-- Extracted data entries --
----------------
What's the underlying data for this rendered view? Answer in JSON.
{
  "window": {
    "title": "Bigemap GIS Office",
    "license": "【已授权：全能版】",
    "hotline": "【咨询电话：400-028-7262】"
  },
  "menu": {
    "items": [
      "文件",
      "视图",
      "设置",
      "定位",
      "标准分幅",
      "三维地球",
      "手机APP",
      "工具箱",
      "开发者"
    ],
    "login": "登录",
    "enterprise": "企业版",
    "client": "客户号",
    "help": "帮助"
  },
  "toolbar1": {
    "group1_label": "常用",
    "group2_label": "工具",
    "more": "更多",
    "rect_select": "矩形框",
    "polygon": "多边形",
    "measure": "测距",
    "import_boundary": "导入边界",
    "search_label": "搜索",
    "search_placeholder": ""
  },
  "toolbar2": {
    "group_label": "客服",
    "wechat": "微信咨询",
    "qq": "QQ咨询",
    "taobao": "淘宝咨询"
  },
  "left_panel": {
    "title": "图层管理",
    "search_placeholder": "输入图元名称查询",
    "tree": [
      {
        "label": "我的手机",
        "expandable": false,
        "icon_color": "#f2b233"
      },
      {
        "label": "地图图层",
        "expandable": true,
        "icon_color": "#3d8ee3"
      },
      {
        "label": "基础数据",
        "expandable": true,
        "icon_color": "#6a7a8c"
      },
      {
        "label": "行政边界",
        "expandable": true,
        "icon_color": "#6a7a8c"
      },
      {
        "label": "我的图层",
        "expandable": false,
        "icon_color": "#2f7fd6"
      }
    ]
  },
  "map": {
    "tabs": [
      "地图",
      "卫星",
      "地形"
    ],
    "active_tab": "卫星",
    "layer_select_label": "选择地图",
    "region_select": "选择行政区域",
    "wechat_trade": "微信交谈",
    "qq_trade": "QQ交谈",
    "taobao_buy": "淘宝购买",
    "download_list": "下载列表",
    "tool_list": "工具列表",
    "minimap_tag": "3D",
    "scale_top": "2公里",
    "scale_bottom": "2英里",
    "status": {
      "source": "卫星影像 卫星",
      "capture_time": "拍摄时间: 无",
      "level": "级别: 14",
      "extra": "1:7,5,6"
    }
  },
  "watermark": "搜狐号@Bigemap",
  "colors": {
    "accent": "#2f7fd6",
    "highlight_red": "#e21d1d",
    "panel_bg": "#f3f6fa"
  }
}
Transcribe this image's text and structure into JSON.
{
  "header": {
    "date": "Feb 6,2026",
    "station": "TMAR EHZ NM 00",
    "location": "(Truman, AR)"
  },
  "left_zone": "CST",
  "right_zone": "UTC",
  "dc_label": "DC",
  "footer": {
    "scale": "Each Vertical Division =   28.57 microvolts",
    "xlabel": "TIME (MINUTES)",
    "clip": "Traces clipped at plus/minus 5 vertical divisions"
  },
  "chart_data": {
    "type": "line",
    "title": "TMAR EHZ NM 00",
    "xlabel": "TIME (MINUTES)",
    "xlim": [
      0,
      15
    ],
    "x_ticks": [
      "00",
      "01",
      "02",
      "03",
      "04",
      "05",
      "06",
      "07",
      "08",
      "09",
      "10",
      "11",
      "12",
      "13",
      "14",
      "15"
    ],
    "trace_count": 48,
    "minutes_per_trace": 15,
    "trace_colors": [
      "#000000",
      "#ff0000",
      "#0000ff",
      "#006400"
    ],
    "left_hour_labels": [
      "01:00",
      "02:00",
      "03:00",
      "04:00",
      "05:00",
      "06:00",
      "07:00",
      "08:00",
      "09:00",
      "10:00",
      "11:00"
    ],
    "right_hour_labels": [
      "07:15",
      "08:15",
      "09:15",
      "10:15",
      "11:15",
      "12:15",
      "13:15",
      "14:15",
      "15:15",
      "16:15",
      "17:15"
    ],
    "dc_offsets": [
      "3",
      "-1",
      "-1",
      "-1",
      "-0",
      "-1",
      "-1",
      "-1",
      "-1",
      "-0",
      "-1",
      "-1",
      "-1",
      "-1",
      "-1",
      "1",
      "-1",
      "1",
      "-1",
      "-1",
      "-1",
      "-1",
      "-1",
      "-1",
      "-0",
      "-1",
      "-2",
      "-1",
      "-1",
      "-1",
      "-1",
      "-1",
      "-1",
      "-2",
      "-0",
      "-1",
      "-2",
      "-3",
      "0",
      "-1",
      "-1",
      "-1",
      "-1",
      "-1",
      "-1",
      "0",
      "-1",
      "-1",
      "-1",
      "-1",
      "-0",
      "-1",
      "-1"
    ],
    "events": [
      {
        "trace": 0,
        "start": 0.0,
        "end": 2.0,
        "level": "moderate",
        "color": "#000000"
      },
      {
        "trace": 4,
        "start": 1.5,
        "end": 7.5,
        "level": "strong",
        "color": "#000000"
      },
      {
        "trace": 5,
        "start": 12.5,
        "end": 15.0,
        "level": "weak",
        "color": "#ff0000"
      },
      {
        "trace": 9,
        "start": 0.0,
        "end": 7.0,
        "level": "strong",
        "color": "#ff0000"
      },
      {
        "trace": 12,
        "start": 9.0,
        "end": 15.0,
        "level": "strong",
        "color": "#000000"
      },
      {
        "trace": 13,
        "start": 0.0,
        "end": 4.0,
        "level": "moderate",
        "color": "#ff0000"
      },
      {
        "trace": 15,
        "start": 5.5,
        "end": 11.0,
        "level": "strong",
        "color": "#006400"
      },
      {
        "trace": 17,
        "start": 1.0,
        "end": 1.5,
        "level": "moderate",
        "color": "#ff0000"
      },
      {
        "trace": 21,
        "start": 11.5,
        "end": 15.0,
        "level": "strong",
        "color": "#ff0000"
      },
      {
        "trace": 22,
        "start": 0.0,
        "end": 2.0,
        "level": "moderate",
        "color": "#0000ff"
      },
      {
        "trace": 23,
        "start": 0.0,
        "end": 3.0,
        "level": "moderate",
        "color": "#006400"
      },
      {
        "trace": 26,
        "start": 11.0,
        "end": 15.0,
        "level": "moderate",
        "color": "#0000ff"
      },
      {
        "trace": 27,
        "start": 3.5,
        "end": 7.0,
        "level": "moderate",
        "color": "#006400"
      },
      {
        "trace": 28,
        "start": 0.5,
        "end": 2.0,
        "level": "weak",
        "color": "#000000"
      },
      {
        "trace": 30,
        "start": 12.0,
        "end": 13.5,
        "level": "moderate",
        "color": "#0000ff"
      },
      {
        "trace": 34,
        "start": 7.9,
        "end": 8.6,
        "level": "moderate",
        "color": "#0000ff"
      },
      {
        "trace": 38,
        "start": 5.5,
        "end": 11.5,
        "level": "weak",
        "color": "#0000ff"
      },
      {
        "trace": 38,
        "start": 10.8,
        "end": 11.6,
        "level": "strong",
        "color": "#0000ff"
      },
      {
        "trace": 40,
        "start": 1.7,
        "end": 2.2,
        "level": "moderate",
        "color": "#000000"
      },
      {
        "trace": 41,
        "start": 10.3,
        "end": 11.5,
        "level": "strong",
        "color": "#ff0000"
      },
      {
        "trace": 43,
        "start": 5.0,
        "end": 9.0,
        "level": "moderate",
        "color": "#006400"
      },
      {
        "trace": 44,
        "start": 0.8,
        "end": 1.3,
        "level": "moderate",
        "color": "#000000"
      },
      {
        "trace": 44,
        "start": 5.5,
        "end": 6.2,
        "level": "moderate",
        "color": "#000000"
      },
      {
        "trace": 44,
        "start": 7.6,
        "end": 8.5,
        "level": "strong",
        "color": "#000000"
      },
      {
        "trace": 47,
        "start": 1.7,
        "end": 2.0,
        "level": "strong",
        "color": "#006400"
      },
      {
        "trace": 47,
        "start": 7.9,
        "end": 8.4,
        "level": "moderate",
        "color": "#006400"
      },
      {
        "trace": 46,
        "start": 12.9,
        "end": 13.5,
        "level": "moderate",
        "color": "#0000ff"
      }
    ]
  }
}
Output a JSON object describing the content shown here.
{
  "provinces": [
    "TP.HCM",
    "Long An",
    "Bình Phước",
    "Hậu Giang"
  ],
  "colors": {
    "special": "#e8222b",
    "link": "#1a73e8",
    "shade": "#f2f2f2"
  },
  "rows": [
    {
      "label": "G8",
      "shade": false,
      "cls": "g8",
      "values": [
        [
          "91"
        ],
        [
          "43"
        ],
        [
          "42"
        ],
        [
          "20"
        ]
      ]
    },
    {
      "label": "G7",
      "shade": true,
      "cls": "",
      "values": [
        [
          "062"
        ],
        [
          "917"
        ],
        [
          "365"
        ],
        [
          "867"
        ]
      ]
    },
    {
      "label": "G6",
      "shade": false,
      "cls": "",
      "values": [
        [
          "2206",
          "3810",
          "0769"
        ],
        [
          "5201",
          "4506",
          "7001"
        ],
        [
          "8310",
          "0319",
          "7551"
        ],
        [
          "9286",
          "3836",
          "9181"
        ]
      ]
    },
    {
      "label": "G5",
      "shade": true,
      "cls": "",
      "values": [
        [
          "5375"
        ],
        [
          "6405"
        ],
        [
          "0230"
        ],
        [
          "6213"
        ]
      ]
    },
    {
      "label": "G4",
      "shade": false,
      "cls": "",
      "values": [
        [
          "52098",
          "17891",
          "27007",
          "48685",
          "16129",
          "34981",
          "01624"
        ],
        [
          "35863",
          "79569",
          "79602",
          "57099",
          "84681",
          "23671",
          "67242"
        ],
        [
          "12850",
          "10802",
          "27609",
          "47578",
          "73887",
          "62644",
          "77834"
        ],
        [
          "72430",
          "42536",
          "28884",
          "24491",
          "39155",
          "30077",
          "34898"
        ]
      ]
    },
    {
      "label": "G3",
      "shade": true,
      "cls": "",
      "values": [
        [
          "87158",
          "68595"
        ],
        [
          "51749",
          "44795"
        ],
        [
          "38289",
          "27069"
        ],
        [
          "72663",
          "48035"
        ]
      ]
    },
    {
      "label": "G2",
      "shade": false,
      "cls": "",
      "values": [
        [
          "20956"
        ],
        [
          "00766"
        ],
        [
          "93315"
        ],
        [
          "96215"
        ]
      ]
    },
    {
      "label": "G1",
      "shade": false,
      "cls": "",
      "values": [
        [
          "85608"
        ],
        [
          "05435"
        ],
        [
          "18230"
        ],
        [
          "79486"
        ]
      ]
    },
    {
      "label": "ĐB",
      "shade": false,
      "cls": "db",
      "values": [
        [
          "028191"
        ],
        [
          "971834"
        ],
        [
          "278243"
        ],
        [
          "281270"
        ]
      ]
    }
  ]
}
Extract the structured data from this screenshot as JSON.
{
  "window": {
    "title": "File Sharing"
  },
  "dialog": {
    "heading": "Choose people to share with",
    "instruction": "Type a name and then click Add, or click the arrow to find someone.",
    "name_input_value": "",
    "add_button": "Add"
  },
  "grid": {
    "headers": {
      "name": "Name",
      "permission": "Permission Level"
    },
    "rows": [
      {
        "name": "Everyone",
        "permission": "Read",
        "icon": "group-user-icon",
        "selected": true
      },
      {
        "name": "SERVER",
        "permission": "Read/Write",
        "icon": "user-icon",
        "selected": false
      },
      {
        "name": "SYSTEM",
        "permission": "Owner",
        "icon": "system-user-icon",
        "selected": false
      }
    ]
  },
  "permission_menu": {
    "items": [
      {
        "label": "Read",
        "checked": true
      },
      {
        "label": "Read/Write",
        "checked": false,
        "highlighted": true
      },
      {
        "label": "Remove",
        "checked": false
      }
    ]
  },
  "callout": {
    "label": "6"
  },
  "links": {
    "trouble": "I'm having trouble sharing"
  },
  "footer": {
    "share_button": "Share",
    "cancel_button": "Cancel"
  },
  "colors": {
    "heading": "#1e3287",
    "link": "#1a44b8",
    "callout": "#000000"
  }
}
----------------
Give again, word for word, every line from the one holding "Extract the structured" to the end of the data.

Extract the structured data from this screenshot as JSON.
{
  "window": {
    "title": "File Sharing"
  },
  "dialog": {
    "heading": "Choose people to share with",
    "instruction": "Type a name and then click Add, or click the arrow to find someone.",
    "name_input_value": "",
    "add_button": "Add"
  },
  "grid": {
    "headers": {
      "name": "Name",
      "permission": "Permission Level"
    },
    "rows": [
      {
        "name": "Everyone",
        "permission": "Read",
        "icon": "group-user-icon",
        "selected": true
      },
      {
        "name": "SERVER",
        "permission": "Read/Write",
        "icon": "user-icon",
        "selected": false
      },
      {
        "name": "SYSTEM",
        "permission": "Owner",
        "icon": "system-user-icon",
        "selected": false
      }
    ]
  },
  "permission_menu": {
    "items": [
      {
        "label": "Read",
        "checked": true
      },
      {
        "label": "Read/Write",
        "checked": false,
        "highlighted": true
      },
      {
        "label": "Remove",
        "checked": false
      }
    ]
  },
  "callout": {
    "label": "6"
  },
  "links": {
    "trouble": "I'm having trouble sharing"
  },
  "footer": {
    "share_button": "Share",
    "cancel_button": "Cancel"
  },
  "colors": {
    "heading": "#1e3287",
    "link": "#1a44b8",
    "callout": "#000000"
  }
}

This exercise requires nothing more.